Search the entries below. Return every line that has "these" in it.

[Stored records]
----------

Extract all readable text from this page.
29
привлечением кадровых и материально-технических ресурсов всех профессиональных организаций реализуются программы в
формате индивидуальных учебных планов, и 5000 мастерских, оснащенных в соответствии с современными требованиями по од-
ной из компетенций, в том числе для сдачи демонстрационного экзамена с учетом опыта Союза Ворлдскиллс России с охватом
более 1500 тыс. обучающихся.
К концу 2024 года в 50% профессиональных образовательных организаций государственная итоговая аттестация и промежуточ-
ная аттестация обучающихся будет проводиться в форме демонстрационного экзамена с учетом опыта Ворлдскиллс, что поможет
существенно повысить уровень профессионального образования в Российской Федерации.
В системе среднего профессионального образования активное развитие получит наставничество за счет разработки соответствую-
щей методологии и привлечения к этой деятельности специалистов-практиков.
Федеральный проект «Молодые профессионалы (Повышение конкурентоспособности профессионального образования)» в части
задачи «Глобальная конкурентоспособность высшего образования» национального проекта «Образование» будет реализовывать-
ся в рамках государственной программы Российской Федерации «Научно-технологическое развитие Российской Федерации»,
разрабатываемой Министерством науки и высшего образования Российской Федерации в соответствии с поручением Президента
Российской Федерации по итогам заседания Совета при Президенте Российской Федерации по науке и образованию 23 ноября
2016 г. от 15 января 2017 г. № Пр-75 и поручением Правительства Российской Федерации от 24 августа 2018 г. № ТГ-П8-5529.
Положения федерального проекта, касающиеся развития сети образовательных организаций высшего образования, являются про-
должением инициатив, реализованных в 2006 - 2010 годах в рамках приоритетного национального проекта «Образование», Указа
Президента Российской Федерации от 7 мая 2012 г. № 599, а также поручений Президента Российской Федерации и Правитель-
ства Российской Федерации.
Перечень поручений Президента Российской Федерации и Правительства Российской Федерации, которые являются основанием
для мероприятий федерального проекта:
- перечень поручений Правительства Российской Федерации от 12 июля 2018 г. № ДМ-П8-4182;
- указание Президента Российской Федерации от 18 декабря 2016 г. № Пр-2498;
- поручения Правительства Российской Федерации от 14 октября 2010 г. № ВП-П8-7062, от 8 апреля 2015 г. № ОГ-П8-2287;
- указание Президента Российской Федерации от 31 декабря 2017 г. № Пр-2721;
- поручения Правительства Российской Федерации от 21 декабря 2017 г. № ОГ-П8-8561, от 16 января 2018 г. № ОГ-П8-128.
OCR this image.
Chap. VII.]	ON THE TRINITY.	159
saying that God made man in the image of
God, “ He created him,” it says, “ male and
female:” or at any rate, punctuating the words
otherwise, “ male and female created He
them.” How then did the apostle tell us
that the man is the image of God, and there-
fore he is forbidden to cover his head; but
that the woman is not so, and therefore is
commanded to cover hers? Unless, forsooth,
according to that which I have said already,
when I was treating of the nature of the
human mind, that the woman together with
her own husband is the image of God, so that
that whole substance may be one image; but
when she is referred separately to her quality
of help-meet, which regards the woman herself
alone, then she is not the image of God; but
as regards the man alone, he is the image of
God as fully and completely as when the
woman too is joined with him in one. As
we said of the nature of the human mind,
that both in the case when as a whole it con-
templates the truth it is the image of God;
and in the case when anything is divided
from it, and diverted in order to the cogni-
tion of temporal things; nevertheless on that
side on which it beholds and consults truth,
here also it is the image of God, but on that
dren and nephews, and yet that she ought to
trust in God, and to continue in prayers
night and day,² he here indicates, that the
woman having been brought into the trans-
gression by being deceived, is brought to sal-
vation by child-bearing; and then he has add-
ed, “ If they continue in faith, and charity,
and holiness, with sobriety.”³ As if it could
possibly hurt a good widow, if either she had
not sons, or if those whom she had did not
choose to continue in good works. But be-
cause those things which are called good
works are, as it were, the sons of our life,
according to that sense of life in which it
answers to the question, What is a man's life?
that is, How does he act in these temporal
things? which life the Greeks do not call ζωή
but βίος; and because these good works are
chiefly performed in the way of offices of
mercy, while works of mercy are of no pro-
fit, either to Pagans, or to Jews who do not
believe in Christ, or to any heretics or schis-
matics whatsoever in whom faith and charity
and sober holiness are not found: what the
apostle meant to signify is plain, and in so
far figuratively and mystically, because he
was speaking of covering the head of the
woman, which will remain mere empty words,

----------

_TASK RESULT_.
that is, How does he act in these temporal
but βίος; and because these good works are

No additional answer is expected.